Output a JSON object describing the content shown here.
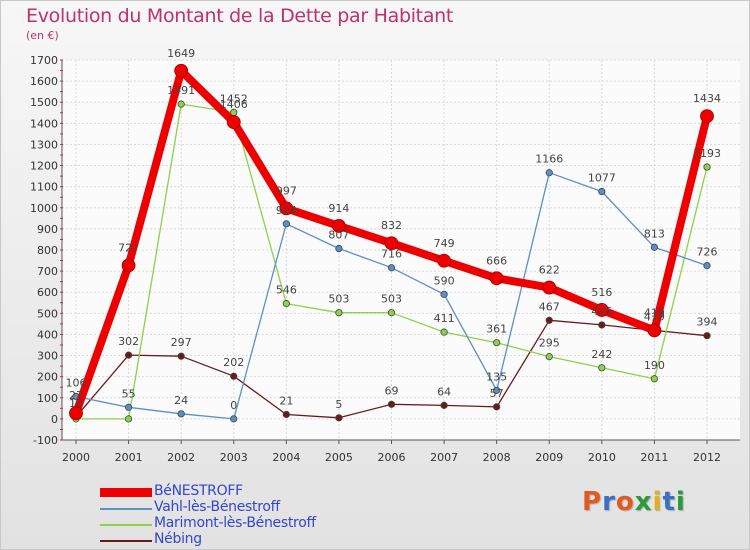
{
  "header": {
    "title": "Evolution du Montant de la Dette par Habitant",
    "unit": "(en €)"
  },
  "brand": {
    "text": "Proxiti",
    "colors": [
      "#e25a1e",
      "#3a6fc4",
      "#e25a1e",
      "#2a9a3a",
      "#e2b21e",
      "#3a6fc4",
      "#2a9a3a"
    ]
  },
  "chart_data": {
    "type": "line",
    "title": "Evolution du Montant de la Dette par Habitant",
    "ylabel": "(en €)",
    "xlabel": "",
    "x": [
      "2000",
      "2001",
      "2002",
      "2003",
      "2004",
      "2005",
      "2006",
      "2007",
      "2008",
      "2009",
      "2010",
      "2011",
      "2012"
    ],
    "ylim": [
      -100,
      1700
    ],
    "yticks": [
      -100,
      0,
      100,
      200,
      300,
      400,
      500,
      600,
      700,
      800,
      900,
      1000,
      1100,
      1200,
      1300,
      1400,
      1500,
      1600,
      1700
    ],
    "grid": true,
    "legend_position": "bottom-left",
    "series": [
      {
        "name": "BéNESTROFF",
        "color": "#ee0000",
        "values": [
          27,
          727,
          1649,
          1406,
          997,
          914,
          832,
          749,
          666,
          622,
          516,
          419,
          1434
        ],
        "labels": [
          "27",
          "727",
          "1649",
          "1406",
          "997",
          "914",
          "832",
          "749",
          "666",
          "622",
          "516",
          "419",
          "1434"
        ]
      },
      {
        "name": "Vahl-lès-Bénestroff",
        "color": "#5b8fc8",
        "values": [
          106,
          55,
          24,
          0,
          924,
          807,
          716,
          590,
          135,
          1166,
          1077,
          813,
          726
        ],
        "labels": [
          "106",
          "55",
          "24",
          "0",
          "924",
          "807",
          "716",
          "590",
          "135",
          "1166",
          "1077",
          "813",
          "726"
        ]
      },
      {
        "name": "Marimont-lès-Bénestroff",
        "color": "#8ed14a",
        "values": [
          0,
          0,
          1491,
          1452,
          546,
          503,
          503,
          411,
          361,
          295,
          242,
          190,
          1193
        ],
        "labels": [
          "",
          "",
          "1491",
          "1452",
          "546",
          "503",
          "503",
          "411",
          "361",
          "295",
          "242",
          "190",
          "1193"
        ]
      },
      {
        "name": "Nébing",
        "color": "#6b1a1a",
        "values": [
          10,
          302,
          297,
          202,
          21,
          5,
          69,
          64,
          57,
          467,
          445,
          419,
          394
        ],
        "labels": [
          "10",
          "302",
          "297",
          "202",
          "21",
          "5",
          "69",
          "64",
          "57",
          "467",
          "445",
          "419",
          "394"
        ]
      }
    ]
  }
}
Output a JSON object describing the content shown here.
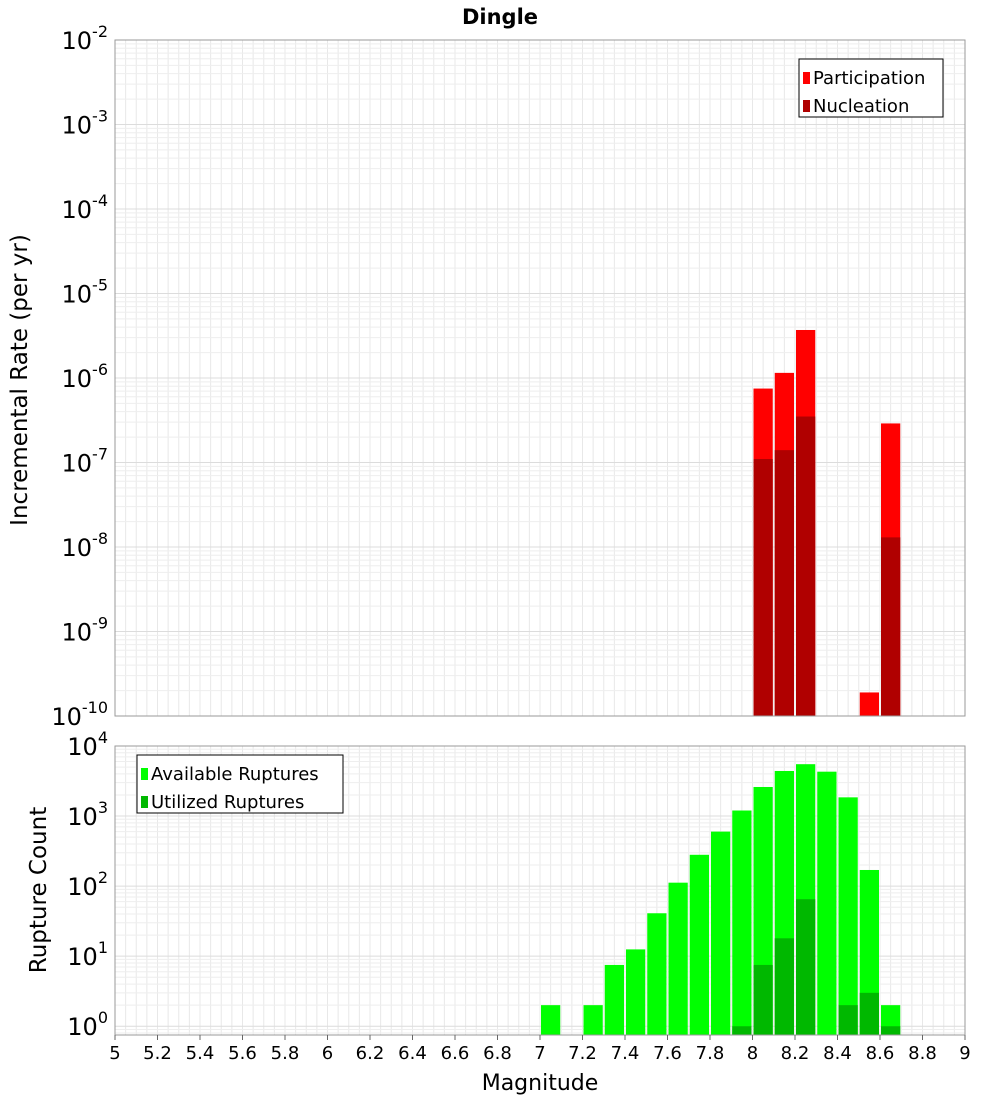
{
  "chart_data": [
    {
      "type": "bar",
      "title": "Dingle",
      "xlabel": "",
      "ylabel": "Incremental Rate (per yr)",
      "xlim": [
        5,
        9
      ],
      "ylim": [
        1e-10,
        0.01
      ],
      "yscale": "log",
      "bin_width": 0.1,
      "ytick_exponents": [
        "-2",
        "-3",
        "-4",
        "-5",
        "-6",
        "-7",
        "-8",
        "-9",
        "-10"
      ],
      "legend_position": "top-right",
      "grid": true,
      "series": [
        {
          "name": "Participation",
          "color": "#ff0000",
          "x": [
            8.05,
            8.15,
            8.25,
            8.55,
            8.65
          ],
          "values": [
            7.5e-07,
            1.15e-06,
            3.7e-06,
            1.9e-10,
            2.9e-07
          ]
        },
        {
          "name": "Nucleation",
          "color": "#b00000",
          "x": [
            8.05,
            8.15,
            8.25,
            8.65
          ],
          "values": [
            1.1e-07,
            1.4e-07,
            3.5e-07,
            1.3e-08
          ]
        }
      ]
    },
    {
      "type": "bar",
      "title": "",
      "xlabel": "Magnitude",
      "ylabel": "Rupture Count",
      "xlim": [
        5,
        9
      ],
      "ylim": [
        0.75,
        10000
      ],
      "yscale": "log",
      "bin_width": 0.1,
      "xticks": [
        "5",
        "5.2",
        "5.4",
        "5.6",
        "5.8",
        "6",
        "6.2",
        "6.4",
        "6.6",
        "6.8",
        "7",
        "7.2",
        "7.4",
        "7.6",
        "7.8",
        "8",
        "8.2",
        "8.4",
        "8.6",
        "8.8",
        "9"
      ],
      "ytick_exponents": [
        "4",
        "3",
        "2",
        "1",
        "0"
      ],
      "legend_position": "top-left",
      "grid": true,
      "series": [
        {
          "name": "Available Ruptures",
          "color": "#00ff00",
          "x": [
            7.05,
            7.25,
            7.35,
            7.45,
            7.55,
            7.65,
            7.75,
            7.85,
            7.95,
            8.05,
            8.15,
            8.25,
            8.35,
            8.45,
            8.55,
            8.65
          ],
          "values": [
            2,
            2,
            7.5,
            12.5,
            41,
            112,
            280,
            600,
            1200,
            2600,
            4400,
            5500,
            4300,
            1850,
            170,
            2
          ]
        },
        {
          "name": "Utilized Ruptures",
          "color": "#00b800",
          "x": [
            7.95,
            8.05,
            8.15,
            8.25,
            8.45,
            8.55,
            8.65
          ],
          "values": [
            1,
            7.5,
            18,
            65,
            2,
            3,
            1
          ]
        }
      ]
    }
  ]
}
====
[GOAL]
Print the whole listing above once more, word for word, without its pictures.

[EXPECTED ANSWER]
Output a JSON object describing the content shown here.
{
  "header": {
    "title": "Evolution du Montant de la Dette par Habitant",
    "unit": "(en €)"
  },
  "brand": {
    "text": "Proxiti",
    "colors": [
      "#e25a1e",
      "#3a6fc4",
      "#e25a1e",
      "#2a9a3a",
      "#e2b21e",
      "#3a6fc4",
      "#2a9a3a"
    ]
  },
  "chart_data": {
    "type": "line",
    "title": "Evolution du Montant de la Dette par Habitant",
    "ylabel": "(en €)",
    "xlabel": "",
    "x": [
      "2000",
      "2001",
      "2002",
      "2003",
      "2004",
      "2005",
      "2006",
      "2007",
      "2008",
      "2009",
      "2010",
      "2011",
      "2012"
    ],
    "ylim": [
      -100,
      1700
    ],
    "yticks": [
      -100,
      0,
      100,
      200,
      300,
      400,
      500,
      600,
      700,
      800,
      900,
      1000,
      1100,
      1200,
      1300,
      1400,
      1500,
      1600,
      1700
    ],
    "grid": true,
    "legend_position": "bottom-left",
    "series": [
      {
        "name": "BéNESTROFF",
        "color": "#ee0000",
        "values": [
          27,
          727,
          1649,
          1406,
          997,
          914,
          832,
          749,
          666,
          622,
          516,
          419,
          1434
        ],
        "labels": [
          "27",
          "727",
          "1649",
          "1406",
          "997",
          "914",
          "832",
          "749",
          "666",
          "622",
          "516",
          "419",
          "1434"
        ]
      },
      {
        "name": "Vahl-lès-Bénestroff",
        "color": "#5b8fc8",
        "values": [
          106,
          55,
          24,
          0,
          924,
          807,
          716,
          590,
          135,
          1166,
          1077,
          813,
          726
        ],
        "labels": [
          "106",
          "55",
          "24",
          "0",
          "924",
          "807",
          "716",
          "590",
          "135",
          "1166",
          "1077",
          "813",
          "726"
        ]
      },
      {
        "name": "Marimont-lès-Bénestroff",
        "color": "#8ed14a",
        "values": [
          0,
          0,
          1491,
          1452,
          546,
          503,
          503,
          411,
          361,
          295,
          242,
          190,
          1193
        ],
        "labels": [
          "",
          "",
          "1491",
          "1452",
          "546",
          "503",
          "503",
          "411",
          "361",
          "295",
          "242",
          "190",
          "1193"
        ]
      },
      {
        "name": "Nébing",
        "color": "#6b1a1a",
        "values": [
          10,
          302,
          297,
          202,
          21,
          5,
          69,
          64,
          57,
          467,
          445,
          419,
          394
        ],
        "labels": [
          "10",
          "302",
          "297",
          "202",
          "21",
          "5",
          "69",
          "64",
          "57",
          "467",
          "445",
          "419",
          "394"
        ]
      }
    ]
  }
}
Output a JSON object describing the content shown here.
{
  "chart_data": [
    {
      "type": "bar",
      "title": "Dingle",
      "xlabel": "",
      "ylabel": "Incremental Rate (per yr)",
      "xlim": [
        5,
        9
      ],
      "ylim": [
        1e-10,
        0.01
      ],
      "yscale": "log",
      "bin_width": 0.1,
      "ytick_exponents": [
        "-2",
        "-3",
        "-4",
        "-5",
        "-6",
        "-7",
        "-8",
        "-9",
        "-10"
      ],
      "legend_position": "top-right",
      "grid": true,
      "series": [
        {
          "name": "Participation",
          "color": "#ff0000",
          "x": [
            8.05,
            8.15,
            8.25,
            8.55,
            8.65
          ],
          "values": [
            7.5e-07,
            1.15e-06,
            3.7e-06,
            1.9e-10,
            2.9e-07
          ]
        },
        {
          "name": "Nucleation",
          "color": "#b00000",
          "x": [
            8.05,
            8.15,
            8.25,
            8.65
          ],
          "values": [
            1.1e-07,
            1.4e-07,
            3.5e-07,
            1.3e-08
          ]
        }
      ]
    },
    {
      "type": "bar",
      "title": "",
      "xlabel": "Magnitude",
      "ylabel": "Rupture Count",
      "xlim": [
        5,
        9
      ],
      "ylim": [
        0.75,
        10000
      ],
      "yscale": "log",
      "bin_width": 0.1,
      "xticks": [
        "5",
        "5.2",
        "5.4",
        "5.6",
        "5.8",
        "6",
        "6.2",
        "6.4",
        "6.6",
        "6.8",
        "7",
        "7.2",
        "7.4",
        "7.6",
        "7.8",
        "8",
        "8.2",
        "8.4",
        "8.6",
        "8.8",
        "9"
      ],
      "ytick_exponents": [
        "4",
        "3",
        "2",
        "1",
        "0"
      ],
      "legend_position": "top-left",
      "grid": true,
      "series": [
        {
          "name": "Available Ruptures",
          "color": "#00ff00",
          "x": [
            7.05,
            7.25,
            7.35,
            7.45,
            7.55,
            7.65,
            7.75,
            7.85,
            7.95,
            8.05,
            8.15,
            8.25,
            8.35,
            8.45,
            8.55,
            8.65
          ],
          "values": [
            2,
            2,
            7.5,
            12.5,
            41,
            112,
            280,
            600,
            1200,
            2600,
            4400,
            5500,
            4300,
            1850,
            170,
            2
          ]
        },
        {
          "name": "Utilized Ruptures",
          "color": "#00b800",
          "x": [
            7.95,
            8.05,
            8.15,
            8.25,
            8.45,
            8.55,
            8.65
          ],
          "values": [
            1,
            7.5,
            18,
            65,
            2,
            3,
            1
          ]
        }
      ]
    }
  ]
}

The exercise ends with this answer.